--- EXERCISE ---
Each entry below must be repeated word for word.

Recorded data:

• • • •

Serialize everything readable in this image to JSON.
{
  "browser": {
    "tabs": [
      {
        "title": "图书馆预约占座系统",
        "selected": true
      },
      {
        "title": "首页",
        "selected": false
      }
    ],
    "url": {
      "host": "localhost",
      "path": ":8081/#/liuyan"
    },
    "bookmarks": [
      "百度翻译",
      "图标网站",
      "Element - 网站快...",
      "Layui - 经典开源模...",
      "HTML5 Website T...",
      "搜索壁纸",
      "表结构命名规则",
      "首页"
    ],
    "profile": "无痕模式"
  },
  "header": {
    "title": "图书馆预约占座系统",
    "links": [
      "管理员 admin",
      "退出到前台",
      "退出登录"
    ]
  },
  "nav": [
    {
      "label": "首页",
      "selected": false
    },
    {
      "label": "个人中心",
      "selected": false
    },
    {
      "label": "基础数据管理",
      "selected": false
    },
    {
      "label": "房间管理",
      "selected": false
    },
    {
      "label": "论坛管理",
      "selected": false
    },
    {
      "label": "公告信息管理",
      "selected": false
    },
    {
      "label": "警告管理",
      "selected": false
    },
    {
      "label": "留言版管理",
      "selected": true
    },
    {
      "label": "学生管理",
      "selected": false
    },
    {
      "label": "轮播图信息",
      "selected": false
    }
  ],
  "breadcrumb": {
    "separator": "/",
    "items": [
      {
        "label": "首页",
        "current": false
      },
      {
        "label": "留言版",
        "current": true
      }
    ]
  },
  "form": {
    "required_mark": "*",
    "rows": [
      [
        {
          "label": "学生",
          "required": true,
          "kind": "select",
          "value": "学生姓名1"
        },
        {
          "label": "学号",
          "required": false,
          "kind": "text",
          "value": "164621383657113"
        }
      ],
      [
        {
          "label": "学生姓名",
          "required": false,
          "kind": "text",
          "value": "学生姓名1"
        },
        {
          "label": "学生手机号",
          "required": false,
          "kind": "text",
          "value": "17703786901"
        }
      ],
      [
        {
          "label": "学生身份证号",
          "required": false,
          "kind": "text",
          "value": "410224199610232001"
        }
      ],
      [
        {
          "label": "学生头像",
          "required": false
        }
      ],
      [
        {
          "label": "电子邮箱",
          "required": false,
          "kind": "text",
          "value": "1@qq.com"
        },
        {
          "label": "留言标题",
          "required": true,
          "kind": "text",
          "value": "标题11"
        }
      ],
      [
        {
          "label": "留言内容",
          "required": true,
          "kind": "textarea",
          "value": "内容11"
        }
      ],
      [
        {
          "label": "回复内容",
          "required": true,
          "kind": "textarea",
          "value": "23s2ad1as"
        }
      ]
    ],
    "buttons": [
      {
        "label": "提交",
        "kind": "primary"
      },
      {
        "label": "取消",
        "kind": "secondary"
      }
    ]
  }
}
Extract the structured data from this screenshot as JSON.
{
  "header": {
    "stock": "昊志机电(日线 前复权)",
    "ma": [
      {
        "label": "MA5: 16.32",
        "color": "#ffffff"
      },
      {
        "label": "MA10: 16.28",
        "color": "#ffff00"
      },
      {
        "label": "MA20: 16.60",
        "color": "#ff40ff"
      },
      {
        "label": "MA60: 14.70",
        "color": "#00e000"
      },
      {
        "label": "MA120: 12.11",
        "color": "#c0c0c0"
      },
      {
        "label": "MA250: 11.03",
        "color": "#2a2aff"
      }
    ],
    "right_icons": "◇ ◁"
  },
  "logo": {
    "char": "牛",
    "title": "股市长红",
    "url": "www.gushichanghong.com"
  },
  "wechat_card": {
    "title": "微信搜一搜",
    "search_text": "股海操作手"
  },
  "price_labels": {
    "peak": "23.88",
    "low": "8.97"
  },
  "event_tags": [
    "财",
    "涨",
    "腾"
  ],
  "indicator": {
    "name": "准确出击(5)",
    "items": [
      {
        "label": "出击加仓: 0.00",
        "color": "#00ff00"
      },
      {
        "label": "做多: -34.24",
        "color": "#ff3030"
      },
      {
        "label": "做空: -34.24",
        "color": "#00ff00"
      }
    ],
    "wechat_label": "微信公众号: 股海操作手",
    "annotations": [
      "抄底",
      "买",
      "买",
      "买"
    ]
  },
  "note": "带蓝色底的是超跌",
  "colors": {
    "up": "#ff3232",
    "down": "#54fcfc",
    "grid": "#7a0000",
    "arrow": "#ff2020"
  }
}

• • • •

--- REPLY ---
Serialize everything readable in this image to JSON.
{
  "browser": {
    "tabs": [
      {
        "title": "图书馆预约占座系统",
        "selected": true
      },
      {
        "title": "首页",
        "selected": false
      }
    ],
    "url": {
      "host": "localhost",
      "path": ":8081/#/liuyan"
    },
    "bookmarks": [
      "百度翻译",
      "图标网站",
      "Element - 网站快...",
      "Layui - 经典开源模...",
      "HTML5 Website T...",
      "搜索壁纸",
      "表结构命名规则",
      "首页"
    ],
    "profile": "无痕模式"
  },
  "header": {
    "title": "图书馆预约占座系统",
    "links": [
      "管理员 admin",
      "退出到前台",
      "退出登录"
    ]
  },
  "nav": [
    {
      "label": "首页",
      "selected": false
    },
    {
      "label": "个人中心",
      "selected": false
    },
    {
      "label": "基础数据管理",
      "selected": false
    },
    {
      "label": "房间管理",
      "selected": false
    },
    {
      "label": "论坛管理",
      "selected": false
    },
    {
      "label": "公告信息管理",
      "selected": false
    },
    {
      "label": "警告管理",
      "selected": false
    },
    {
      "label": "留言版管理",
      "selected": true
    },
    {
      "label": "学生管理",
      "selected": false
    },
    {
      "label": "轮播图信息",
      "selected": false
    }
  ],
  "breadcrumb": {
    "separator": "/",
    "items": [
      {
        "label": "首页",
        "current": false
      },
      {
        "label": "留言版",
        "current": true
      }
    ]
  },
  "form": {
    "required_mark": "*",
    "rows": [
      [
        {
          "label": "学生",
          "required": true,
          "kind": "select",
          "value": "学生姓名1"
        },
        {
          "label": "学号",
          "required": false,
          "kind": "text",
          "value": "164621383657113"
        }
      ],
      [
        {
          "label": "学生姓名",
          "required": false,
          "kind": "text",
          "value": "学生姓名1"
        },
        {
          "label": "学生手机号",
          "required": false,
          "kind": "text",
          "value": "17703786901"
        }
      ],
      [
        {
          "label": "学生身份证号",
          "required": false,
          "kind": "text",
          "value": "410224199610232001"
        }
      ],
      [
        {
          "label": "学生头像",
          "required": false
        }
      ],
      [
        {
          "label": "电子邮箱",
          "required": false,
          "kind": "text",
          "value": "1@qq.com"
        },
        {
          "label": "留言标题",
          "required": true,
          "kind": "text",
          "value": "标题11"
        }
      ],
      [
        {
          "label": "留言内容",
          "required": true,
          "kind": "textarea",
          "value": "内容11"
        }
      ],
      [
        {
          "label": "回复内容",
          "required": true,
          "kind": "textarea",
          "value": "23s2ad1as"
        }
      ]
    ],
    "buttons": [
      {
        "label": "提交",
        "kind": "primary"
      },
      {
        "label": "取消",
        "kind": "secondary"
      }
    ]
  }
}
Extract the structured data from this screenshot as JSON.
{
  "header": {
    "stock": "昊志机电(日线 前复权)",
    "ma": [
      {
        "label": "MA5: 16.32",
        "color": "#ffffff"
      },
      {
        "label": "MA10: 16.28",
        "color": "#ffff00"
      },
      {
        "label": "MA20: 16.60",
        "color": "#ff40ff"
      },
      {
        "label": "MA60: 14.70",
        "color": "#00e000"
      },
      {
        "label": "MA120: 12.11",
        "color": "#c0c0c0"
      },
      {
        "label": "MA250: 11.03",
        "color": "#2a2aff"
      }
    ],
    "right_icons": "◇ ◁"
  },
  "logo": {
    "char": "牛",
    "title": "股市长红",
    "url": "www.gushichanghong.com"
  },
  "wechat_card": {
    "title": "微信搜一搜",
    "search_text": "股海操作手"
  },
  "price_labels": {
    "peak": "23.88",
    "low": "8.97"
  },
  "event_tags": [
    "财",
    "涨",
    "腾"
  ],
  "indicator": {
    "name": "准确出击(5)",
    "items": [
      {
        "label": "出击加仓: 0.00",
        "color": "#00ff00"
      },
      {
        "label": "做多: -34.24",
        "color": "#ff3030"
      },
      {
        "label": "做空: -34.24",
        "color": "#00ff00"
      }
    ],
    "wechat_label": "微信公众号: 股海操作手",
    "annotations": [
      "抄底",
      "买",
      "买",
      "买"
    ]
  },
  "note": "带蓝色底的是超跌",
  "colors": {
    "up": "#ff3232",
    "down": "#54fcfc",
    "grid": "#7a0000",
    "arrow": "#ff2020"
  }
}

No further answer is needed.